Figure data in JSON
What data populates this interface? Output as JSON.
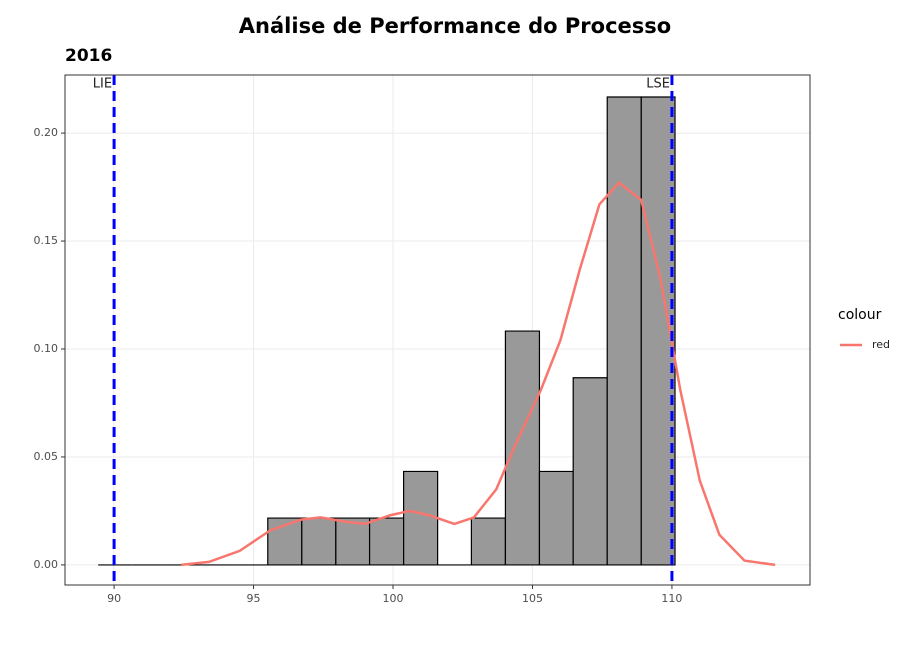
{
  "chart_data": {
    "type": "histogram",
    "title": "Análise de Performance do Processo",
    "subtitle": "2016",
    "bins": [
      89.43,
      90.65,
      91.86,
      93.08,
      94.3,
      95.51,
      96.73,
      97.95,
      99.16,
      100.38,
      101.6,
      102.81,
      104.03,
      105.25,
      106.46,
      107.68,
      108.9,
      110.11
    ],
    "values": [
      0,
      0,
      0,
      0,
      0,
      0.0217,
      0.0217,
      0.0217,
      0.0217,
      0.0433,
      0,
      0.0217,
      0.1083,
      0.0433,
      0.0867,
      0.2167,
      0.2167
    ],
    "color": "#999999",
    "density": {
      "name": "red",
      "color": "#f8766d",
      "x": [
        92.4,
        93.4,
        94.5,
        95.6,
        96.7,
        97.4,
        98.3,
        99.0,
        99.9,
        100.6,
        101.3,
        102.2,
        102.9,
        103.7,
        104.4,
        105.3,
        106.0,
        106.7,
        107.4,
        108.1,
        108.9,
        109.6,
        110.3,
        111.0,
        111.7,
        112.6,
        113.7
      ],
      "y": [
        0,
        0.0014,
        0.0065,
        0.016,
        0.021,
        0.022,
        0.02,
        0.019,
        0.023,
        0.025,
        0.023,
        0.019,
        0.022,
        0.035,
        0.056,
        0.081,
        0.104,
        0.137,
        0.167,
        0.177,
        0.169,
        0.132,
        0.081,
        0.039,
        0.014,
        0.002,
        0
      ]
    },
    "vlines": [
      {
        "value": 90,
        "label": "LIE",
        "color": "#0000ff"
      },
      {
        "value": 110,
        "label": "LSE",
        "color": "#0000ff"
      }
    ],
    "legend": {
      "title": "colour"
    },
    "xlim": [
      88.24,
      114.95
    ],
    "ylim": [
      -0.0093,
      0.2269
    ],
    "xticks": [
      90,
      95,
      100,
      105,
      110
    ],
    "yticks": [
      {
        "value": 0,
        "label": "0.00"
      },
      {
        "value": 0.05,
        "label": "0.05"
      },
      {
        "value": 0.1,
        "label": "0.10"
      },
      {
        "value": 0.15,
        "label": "0.15"
      },
      {
        "value": 0.2,
        "label": "0.20"
      }
    ],
    "grid": true
  }
}
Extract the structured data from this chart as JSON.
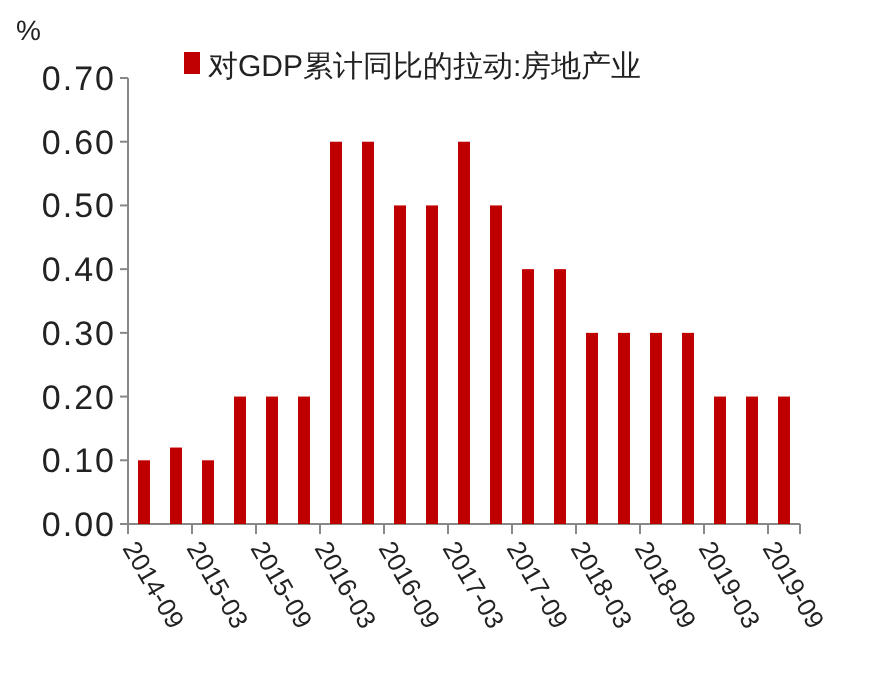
{
  "chart_data": {
    "type": "bar",
    "ylabel": "%",
    "categories": [
      "2014-09",
      null,
      "2015-03",
      null,
      "2015-09",
      null,
      "2016-03",
      null,
      "2016-09",
      null,
      "2017-03",
      null,
      "2017-09",
      null,
      "2018-03",
      null,
      "2018-09",
      null,
      "2019-03",
      null,
      "2019-09"
    ],
    "series": [
      {
        "name": "对GDP累计同比的拉动:房地产业",
        "color": "#c00000",
        "values": [
          0.1,
          0.12,
          0.1,
          0.2,
          0.2,
          0.2,
          0.6,
          0.6,
          0.5,
          0.5,
          0.6,
          0.5,
          0.4,
          0.4,
          0.3,
          0.3,
          0.3,
          0.3,
          0.2,
          0.2,
          0.2
        ]
      }
    ],
    "ylim": [
      0,
      0.7
    ],
    "yticks": [
      {
        "value": 0,
        "label": "0.00"
      },
      {
        "value": 0.1,
        "label": "0.10"
      },
      {
        "value": 0.2,
        "label": "0.20"
      },
      {
        "value": 0.3,
        "label": "0.30"
      },
      {
        "value": 0.4,
        "label": "0.40"
      },
      {
        "value": 0.5,
        "label": "0.50"
      },
      {
        "value": 0.6,
        "label": "0.60"
      },
      {
        "value": 0.7,
        "label": "0.70"
      }
    ],
    "grid": false,
    "legend": "top"
  }
}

■ **Description of the task**: Take every line from the data that contains the word "color".

■ **Answer to the problem**:
    "color": "#999999",
      "color": "#f8766d",
        "color": "#0000ff"
        "color": "#0000ff"
        "color": "#c00000",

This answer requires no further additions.